• **Directive**: Recast the records, from their start through the line that contains "779, 108, 790]", as a Markdown table with columns named Row and Entry, numbering each line and leaving out blank lines.

[Data extracted from a collection]

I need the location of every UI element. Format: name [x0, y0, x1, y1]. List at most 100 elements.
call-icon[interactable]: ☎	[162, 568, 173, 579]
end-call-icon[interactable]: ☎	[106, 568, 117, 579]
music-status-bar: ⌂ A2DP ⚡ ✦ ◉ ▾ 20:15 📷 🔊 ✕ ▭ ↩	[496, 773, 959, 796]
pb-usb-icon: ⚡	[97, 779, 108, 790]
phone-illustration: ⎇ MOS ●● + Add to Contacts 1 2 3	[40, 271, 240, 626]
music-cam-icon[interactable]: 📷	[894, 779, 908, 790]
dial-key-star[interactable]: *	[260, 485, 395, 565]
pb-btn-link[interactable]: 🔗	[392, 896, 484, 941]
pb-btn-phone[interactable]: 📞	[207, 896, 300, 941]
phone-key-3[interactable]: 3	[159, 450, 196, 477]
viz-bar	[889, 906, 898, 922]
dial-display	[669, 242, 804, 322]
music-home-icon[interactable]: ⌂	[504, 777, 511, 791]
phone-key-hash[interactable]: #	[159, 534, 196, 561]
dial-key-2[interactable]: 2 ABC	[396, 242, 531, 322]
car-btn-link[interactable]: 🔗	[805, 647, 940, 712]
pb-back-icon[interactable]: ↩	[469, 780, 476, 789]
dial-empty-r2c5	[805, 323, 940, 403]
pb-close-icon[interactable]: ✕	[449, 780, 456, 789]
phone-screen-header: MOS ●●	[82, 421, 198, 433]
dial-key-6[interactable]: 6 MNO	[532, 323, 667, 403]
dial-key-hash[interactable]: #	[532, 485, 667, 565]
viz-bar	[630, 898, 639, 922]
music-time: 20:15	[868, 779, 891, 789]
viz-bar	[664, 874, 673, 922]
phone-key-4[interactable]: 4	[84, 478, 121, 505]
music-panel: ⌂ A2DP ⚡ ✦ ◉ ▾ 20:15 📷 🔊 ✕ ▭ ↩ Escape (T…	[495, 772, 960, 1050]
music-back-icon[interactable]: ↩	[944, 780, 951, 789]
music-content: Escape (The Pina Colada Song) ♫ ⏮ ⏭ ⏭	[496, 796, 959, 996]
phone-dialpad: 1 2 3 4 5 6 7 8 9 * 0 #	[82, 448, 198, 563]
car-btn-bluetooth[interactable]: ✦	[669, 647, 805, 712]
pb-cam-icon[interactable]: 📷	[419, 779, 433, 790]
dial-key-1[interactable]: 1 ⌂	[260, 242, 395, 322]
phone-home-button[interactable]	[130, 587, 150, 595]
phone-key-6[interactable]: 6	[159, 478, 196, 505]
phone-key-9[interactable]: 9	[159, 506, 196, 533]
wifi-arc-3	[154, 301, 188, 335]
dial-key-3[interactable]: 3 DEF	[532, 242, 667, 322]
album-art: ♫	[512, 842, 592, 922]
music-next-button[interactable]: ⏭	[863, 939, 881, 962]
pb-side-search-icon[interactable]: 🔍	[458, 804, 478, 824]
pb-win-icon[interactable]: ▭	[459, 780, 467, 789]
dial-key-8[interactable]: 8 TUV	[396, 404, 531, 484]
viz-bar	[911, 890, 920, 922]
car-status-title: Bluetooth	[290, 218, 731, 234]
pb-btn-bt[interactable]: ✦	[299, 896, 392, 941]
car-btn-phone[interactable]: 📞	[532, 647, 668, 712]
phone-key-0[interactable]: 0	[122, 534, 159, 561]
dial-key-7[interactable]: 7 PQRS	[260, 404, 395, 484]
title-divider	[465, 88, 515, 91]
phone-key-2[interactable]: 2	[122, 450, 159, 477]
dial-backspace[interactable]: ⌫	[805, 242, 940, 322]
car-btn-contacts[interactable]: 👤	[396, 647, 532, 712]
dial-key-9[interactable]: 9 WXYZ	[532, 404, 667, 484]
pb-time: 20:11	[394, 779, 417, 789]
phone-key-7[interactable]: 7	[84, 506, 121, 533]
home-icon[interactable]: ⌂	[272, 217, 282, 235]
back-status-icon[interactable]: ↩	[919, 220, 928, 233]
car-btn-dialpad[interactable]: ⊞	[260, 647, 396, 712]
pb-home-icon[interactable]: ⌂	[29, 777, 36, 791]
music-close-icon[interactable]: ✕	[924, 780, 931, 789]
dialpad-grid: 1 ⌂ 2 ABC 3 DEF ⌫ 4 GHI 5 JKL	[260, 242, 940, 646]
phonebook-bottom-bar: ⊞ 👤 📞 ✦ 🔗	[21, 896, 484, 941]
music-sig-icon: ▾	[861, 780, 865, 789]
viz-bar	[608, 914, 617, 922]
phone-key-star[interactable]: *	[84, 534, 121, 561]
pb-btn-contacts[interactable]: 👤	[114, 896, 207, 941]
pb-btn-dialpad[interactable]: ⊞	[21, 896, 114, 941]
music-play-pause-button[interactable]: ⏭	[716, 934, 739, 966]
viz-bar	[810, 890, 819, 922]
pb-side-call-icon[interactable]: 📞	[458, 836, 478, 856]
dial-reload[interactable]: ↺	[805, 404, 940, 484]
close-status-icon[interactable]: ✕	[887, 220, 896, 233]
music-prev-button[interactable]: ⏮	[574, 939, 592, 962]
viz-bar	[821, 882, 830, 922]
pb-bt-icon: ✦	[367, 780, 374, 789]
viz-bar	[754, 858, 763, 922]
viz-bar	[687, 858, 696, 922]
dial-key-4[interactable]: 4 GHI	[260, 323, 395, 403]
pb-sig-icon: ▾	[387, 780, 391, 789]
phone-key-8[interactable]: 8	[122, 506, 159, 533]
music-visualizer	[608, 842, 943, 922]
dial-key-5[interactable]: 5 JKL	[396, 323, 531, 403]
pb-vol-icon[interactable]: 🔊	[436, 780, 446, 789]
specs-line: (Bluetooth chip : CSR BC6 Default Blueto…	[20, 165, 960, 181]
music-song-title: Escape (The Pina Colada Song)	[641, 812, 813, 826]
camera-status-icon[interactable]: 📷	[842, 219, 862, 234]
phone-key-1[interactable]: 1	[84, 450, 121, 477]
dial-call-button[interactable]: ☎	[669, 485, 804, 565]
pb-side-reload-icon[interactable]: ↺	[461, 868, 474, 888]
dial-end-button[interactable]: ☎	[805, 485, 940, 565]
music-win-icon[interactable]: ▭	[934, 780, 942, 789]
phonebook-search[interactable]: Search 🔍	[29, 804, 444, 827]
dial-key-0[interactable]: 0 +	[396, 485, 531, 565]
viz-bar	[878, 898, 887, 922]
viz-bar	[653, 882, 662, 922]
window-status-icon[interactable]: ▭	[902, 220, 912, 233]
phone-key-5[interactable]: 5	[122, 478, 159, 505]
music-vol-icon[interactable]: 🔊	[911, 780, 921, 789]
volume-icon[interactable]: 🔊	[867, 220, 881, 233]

• **Solved exercise**:
| Row | Entry |
|---|---|
| 1 | I need the location of every UI element. Format: name [x0, y0, x1, y1]. List at most 100 elements. |
| 2 | call-icon[interactable]: ☎	[162, 568, 173, 579] |
| 3 | end-call-icon[interactable]: ☎	[106, 568, 117, 579] |
| 4 | music-status-bar: ⌂ A2DP ⚡ ✦ ◉ ▾ 20:15 📷 🔊 ✕ ▭ ↩	[496, 773, 959, 796] |
| 5 | pb-usb-icon: ⚡	[97, 779, 108, 790] |